### Records shown

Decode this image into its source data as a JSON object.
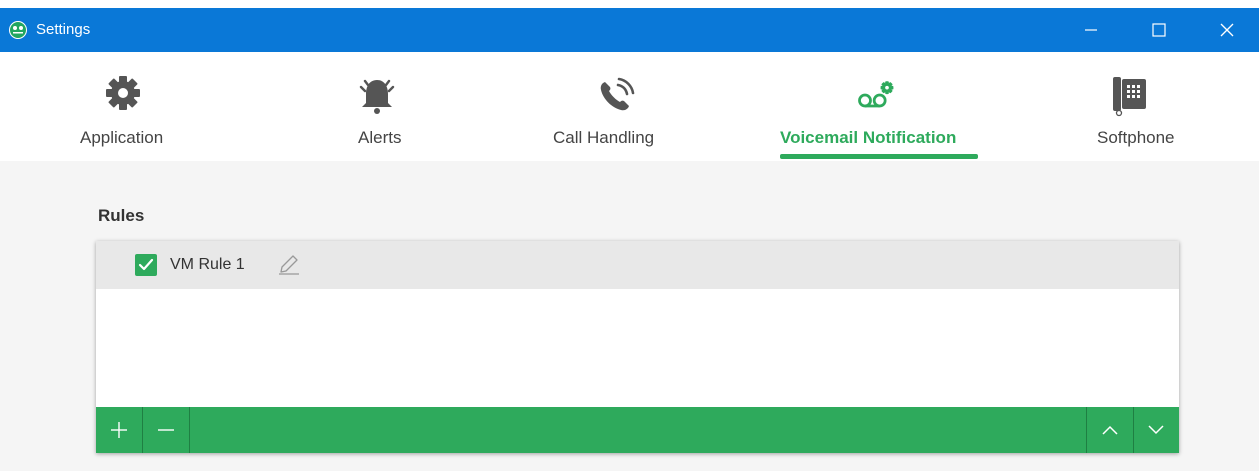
{
  "window": {
    "title": "Settings",
    "controls": [
      "minimize",
      "maximize",
      "close"
    ],
    "titlebar_color": "#0a78d7"
  },
  "tabs": [
    {
      "label": "Application",
      "icon": "gear-icon",
      "active": false
    },
    {
      "label": "Alerts",
      "icon": "bell-icon",
      "active": false
    },
    {
      "label": "Call Handling",
      "icon": "phone-ringing-icon",
      "active": false
    },
    {
      "label": "Voicemail Notification",
      "icon": "voicemail-gear-icon",
      "active": true
    },
    {
      "label": "Softphone",
      "icon": "desk-phone-icon",
      "active": false
    }
  ],
  "rules": {
    "section_label": "Rules",
    "items": [
      {
        "name": "VM Rule 1",
        "enabled": true
      }
    ],
    "toolbar": {
      "add_symbol": "+",
      "remove_symbol": "—",
      "up_icon": "chevron-up-icon",
      "down_icon": "chevron-down-icon"
    }
  },
  "colors": {
    "accent": "#2eaa5c",
    "selected_row": "#e8e8e8",
    "content_bg": "#f5f5f5"
  }
}
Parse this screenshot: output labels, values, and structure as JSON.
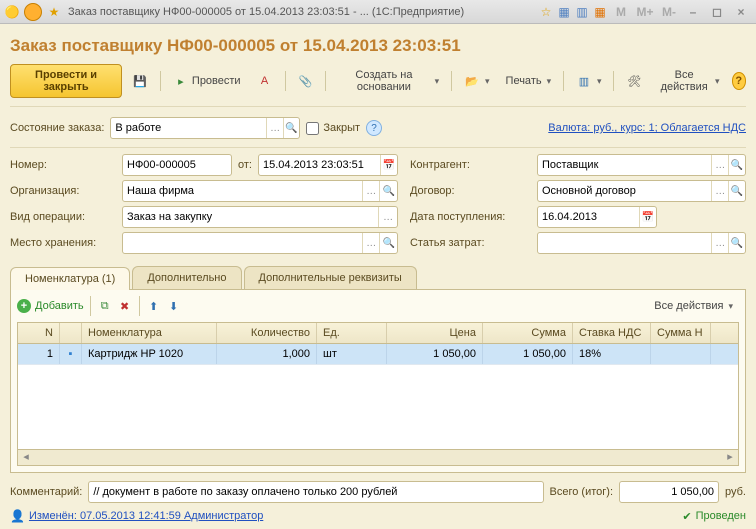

######

■ **Goal**
List all lines where "chevron" occurs.

■ **Result**
      "up_icon": "chevron-up-icon",
      "down_icon": "chevron-down-icon"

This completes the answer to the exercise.